Data for this task:

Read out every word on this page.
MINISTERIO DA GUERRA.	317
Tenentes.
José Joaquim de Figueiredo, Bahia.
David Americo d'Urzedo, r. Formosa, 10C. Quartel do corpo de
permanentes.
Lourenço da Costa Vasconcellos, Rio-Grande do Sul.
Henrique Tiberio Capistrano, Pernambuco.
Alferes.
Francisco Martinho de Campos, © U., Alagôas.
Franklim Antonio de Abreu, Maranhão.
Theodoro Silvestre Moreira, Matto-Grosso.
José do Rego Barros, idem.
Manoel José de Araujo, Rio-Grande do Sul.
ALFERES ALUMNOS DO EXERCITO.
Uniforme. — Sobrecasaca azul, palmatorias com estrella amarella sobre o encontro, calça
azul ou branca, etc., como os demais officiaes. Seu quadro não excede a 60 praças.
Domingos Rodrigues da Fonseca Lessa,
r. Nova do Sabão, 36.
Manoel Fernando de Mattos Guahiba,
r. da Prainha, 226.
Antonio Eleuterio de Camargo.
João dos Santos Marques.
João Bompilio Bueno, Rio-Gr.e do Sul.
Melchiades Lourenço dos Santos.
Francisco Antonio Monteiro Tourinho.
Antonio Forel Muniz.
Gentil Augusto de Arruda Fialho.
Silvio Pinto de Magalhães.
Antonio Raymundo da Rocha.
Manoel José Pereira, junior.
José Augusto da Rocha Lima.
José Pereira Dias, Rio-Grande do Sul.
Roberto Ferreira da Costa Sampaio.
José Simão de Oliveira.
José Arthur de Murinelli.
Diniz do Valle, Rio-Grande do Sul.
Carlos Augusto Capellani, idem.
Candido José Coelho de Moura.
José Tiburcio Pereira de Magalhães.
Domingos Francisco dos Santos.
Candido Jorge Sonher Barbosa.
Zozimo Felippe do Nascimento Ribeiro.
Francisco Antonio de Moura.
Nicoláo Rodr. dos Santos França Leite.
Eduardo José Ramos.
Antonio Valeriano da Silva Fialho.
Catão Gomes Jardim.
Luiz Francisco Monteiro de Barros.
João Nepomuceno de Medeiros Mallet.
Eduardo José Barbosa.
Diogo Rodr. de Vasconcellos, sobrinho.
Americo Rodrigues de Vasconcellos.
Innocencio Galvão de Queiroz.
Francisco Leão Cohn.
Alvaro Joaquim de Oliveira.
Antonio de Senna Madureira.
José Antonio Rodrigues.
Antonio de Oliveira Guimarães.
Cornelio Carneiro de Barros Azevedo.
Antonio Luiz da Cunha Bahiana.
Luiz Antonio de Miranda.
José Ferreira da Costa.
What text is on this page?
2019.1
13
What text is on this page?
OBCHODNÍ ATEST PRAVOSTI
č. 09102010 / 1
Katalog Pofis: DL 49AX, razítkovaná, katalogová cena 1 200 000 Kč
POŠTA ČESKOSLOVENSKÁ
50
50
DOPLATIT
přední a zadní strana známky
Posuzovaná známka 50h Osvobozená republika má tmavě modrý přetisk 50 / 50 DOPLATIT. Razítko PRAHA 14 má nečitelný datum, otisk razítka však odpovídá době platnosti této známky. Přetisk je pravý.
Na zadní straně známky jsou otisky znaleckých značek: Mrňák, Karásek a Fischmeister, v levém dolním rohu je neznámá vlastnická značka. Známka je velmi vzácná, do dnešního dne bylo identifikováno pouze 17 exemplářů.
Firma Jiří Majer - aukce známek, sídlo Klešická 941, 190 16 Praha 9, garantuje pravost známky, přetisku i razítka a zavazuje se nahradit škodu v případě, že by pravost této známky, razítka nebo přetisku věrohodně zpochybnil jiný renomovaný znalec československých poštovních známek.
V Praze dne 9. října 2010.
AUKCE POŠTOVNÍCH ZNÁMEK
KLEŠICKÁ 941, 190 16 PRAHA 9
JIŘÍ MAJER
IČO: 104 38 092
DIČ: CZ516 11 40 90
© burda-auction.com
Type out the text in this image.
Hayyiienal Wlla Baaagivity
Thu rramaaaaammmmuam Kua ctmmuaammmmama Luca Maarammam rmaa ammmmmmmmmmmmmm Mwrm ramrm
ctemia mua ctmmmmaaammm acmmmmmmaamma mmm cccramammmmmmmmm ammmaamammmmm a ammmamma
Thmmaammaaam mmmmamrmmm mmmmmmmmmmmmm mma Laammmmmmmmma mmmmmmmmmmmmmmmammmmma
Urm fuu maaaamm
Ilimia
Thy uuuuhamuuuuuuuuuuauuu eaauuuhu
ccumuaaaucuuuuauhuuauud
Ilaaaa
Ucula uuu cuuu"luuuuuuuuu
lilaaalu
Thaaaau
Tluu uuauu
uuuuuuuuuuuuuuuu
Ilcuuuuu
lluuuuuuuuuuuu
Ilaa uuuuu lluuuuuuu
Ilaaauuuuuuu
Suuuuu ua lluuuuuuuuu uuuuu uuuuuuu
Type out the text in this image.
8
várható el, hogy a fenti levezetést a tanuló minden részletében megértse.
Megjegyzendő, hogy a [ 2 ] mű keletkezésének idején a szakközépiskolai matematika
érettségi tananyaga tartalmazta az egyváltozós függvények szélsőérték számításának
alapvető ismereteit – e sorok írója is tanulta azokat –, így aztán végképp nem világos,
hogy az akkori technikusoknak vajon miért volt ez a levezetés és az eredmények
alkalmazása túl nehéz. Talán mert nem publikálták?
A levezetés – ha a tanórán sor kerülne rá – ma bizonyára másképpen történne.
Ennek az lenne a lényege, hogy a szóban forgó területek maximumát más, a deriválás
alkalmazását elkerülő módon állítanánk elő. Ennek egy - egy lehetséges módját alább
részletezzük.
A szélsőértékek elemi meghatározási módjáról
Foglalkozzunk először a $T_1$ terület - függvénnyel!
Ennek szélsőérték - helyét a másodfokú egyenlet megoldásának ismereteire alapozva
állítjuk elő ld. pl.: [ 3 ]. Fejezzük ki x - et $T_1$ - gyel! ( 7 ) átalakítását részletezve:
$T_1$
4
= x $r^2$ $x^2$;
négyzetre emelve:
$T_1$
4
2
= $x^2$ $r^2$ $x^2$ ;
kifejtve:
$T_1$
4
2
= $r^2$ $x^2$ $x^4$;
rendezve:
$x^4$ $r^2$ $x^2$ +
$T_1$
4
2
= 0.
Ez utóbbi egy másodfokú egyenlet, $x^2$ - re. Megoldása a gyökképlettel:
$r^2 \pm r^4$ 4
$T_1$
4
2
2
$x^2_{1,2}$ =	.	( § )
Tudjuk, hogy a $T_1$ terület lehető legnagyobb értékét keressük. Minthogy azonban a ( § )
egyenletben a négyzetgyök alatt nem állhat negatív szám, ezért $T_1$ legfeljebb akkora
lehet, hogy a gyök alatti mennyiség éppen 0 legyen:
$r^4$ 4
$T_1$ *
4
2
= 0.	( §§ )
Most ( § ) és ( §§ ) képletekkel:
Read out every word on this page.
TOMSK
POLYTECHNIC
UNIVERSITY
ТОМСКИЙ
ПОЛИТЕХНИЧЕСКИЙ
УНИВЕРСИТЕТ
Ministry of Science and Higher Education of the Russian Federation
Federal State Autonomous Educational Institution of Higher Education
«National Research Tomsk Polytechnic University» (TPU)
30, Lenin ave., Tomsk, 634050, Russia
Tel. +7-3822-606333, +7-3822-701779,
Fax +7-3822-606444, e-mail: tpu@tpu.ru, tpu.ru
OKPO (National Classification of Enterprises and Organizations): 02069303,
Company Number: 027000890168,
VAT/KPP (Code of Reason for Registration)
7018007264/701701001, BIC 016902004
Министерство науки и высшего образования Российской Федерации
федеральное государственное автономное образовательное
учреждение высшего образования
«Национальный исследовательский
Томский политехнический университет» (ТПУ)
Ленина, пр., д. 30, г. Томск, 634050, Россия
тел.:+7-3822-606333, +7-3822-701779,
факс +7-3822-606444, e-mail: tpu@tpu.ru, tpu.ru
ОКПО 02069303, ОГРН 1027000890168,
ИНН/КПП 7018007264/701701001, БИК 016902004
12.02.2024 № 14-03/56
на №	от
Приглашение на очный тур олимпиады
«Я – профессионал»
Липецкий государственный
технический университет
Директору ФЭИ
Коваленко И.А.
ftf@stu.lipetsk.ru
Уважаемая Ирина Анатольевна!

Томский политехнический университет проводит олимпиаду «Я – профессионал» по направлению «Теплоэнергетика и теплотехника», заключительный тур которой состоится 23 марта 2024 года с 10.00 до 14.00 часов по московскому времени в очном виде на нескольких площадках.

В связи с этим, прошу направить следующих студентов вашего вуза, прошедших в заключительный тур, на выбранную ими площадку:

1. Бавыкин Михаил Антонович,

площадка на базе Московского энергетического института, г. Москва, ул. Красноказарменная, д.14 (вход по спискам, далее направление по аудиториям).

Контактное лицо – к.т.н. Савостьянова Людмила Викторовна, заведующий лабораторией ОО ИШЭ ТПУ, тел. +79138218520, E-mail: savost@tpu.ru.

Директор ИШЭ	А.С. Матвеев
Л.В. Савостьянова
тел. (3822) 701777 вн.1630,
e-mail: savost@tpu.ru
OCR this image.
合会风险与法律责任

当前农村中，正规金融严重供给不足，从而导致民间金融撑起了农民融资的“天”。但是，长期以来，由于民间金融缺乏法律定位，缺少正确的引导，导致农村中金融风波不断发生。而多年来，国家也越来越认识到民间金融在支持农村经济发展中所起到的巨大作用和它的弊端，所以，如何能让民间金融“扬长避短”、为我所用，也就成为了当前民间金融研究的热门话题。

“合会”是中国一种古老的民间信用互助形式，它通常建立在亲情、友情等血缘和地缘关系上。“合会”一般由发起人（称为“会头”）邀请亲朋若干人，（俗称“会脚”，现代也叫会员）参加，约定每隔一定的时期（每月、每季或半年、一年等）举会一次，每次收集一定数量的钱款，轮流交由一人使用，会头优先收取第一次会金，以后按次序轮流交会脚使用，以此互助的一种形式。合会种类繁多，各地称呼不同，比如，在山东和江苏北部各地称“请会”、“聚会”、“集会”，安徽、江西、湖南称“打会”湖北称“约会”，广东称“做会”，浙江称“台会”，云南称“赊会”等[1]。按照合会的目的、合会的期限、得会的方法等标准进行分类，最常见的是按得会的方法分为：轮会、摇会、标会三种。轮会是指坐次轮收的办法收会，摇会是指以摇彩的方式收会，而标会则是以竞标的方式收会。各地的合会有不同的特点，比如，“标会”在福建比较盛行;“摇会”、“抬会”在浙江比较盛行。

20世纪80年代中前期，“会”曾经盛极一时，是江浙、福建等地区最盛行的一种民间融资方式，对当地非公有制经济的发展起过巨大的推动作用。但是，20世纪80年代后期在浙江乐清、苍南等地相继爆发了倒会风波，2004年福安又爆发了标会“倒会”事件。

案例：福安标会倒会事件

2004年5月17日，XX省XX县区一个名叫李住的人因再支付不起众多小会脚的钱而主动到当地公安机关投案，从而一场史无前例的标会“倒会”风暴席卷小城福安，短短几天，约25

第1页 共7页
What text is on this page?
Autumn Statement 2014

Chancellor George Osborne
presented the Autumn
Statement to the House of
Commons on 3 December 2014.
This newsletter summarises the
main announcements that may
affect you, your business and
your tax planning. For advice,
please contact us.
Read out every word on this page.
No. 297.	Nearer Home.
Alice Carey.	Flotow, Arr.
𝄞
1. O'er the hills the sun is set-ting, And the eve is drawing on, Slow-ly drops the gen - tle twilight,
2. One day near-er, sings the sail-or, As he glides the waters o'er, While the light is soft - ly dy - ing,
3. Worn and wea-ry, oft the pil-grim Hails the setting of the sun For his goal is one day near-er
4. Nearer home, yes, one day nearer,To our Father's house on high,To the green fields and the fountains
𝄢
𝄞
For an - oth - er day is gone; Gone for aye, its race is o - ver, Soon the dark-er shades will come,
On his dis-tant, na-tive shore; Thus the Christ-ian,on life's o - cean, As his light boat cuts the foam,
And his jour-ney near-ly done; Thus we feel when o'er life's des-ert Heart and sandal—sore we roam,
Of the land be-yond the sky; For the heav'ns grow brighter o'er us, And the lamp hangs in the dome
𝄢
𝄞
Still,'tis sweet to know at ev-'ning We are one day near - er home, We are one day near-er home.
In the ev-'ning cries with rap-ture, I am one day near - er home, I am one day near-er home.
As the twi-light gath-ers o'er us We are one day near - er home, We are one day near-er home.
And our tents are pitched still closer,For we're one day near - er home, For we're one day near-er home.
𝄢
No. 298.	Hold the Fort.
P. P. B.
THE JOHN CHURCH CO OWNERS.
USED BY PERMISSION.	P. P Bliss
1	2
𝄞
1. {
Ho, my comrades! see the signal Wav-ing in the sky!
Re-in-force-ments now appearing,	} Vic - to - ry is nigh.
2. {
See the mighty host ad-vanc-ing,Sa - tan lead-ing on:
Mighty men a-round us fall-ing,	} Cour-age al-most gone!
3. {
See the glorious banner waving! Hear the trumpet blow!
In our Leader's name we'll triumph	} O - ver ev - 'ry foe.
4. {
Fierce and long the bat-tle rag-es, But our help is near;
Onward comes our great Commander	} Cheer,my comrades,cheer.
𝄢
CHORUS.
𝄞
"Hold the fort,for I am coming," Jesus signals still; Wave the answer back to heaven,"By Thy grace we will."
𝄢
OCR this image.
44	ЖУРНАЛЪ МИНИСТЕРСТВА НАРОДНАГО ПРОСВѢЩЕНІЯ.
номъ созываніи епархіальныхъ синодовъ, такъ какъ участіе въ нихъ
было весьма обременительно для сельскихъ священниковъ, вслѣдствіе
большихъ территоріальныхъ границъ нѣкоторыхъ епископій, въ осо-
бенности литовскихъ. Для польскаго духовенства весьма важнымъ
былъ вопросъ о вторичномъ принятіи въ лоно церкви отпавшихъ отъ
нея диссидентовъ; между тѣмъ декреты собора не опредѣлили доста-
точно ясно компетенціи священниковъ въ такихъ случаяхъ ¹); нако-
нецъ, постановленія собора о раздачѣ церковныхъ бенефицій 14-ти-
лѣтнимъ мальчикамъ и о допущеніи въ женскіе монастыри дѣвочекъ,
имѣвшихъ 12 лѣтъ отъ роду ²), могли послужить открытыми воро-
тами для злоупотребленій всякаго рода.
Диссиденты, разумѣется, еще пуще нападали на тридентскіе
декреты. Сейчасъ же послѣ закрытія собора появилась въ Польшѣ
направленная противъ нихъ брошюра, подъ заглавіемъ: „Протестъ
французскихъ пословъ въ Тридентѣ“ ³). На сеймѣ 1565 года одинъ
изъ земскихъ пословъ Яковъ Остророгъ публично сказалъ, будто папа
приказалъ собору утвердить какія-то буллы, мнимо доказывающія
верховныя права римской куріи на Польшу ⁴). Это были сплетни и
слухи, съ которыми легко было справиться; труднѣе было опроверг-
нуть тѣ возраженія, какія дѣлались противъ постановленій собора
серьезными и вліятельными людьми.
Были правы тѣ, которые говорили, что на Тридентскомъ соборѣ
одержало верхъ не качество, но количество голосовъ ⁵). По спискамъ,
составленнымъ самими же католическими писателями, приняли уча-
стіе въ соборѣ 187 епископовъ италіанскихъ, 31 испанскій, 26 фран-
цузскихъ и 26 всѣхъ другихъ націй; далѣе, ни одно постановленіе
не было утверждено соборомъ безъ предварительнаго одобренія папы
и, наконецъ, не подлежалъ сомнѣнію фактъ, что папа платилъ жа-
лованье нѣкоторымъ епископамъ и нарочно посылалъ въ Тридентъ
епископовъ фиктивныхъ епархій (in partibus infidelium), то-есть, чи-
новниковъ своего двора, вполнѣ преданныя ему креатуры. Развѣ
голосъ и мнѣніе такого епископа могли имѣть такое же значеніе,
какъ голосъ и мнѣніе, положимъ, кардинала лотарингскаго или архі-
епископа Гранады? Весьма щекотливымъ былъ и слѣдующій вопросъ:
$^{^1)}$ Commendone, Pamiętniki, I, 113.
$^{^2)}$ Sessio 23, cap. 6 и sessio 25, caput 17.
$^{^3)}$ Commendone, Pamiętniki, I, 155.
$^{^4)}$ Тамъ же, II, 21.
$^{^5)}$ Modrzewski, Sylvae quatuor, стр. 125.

What is being asked: Pull out all lines from the listing that contain the string "Hold".

Full answer:
No. 298.	Hold the Fort.
"Hold the fort,for I am coming," Jesus signals still; Wave the answer back to heaven,"By Thy grace we will."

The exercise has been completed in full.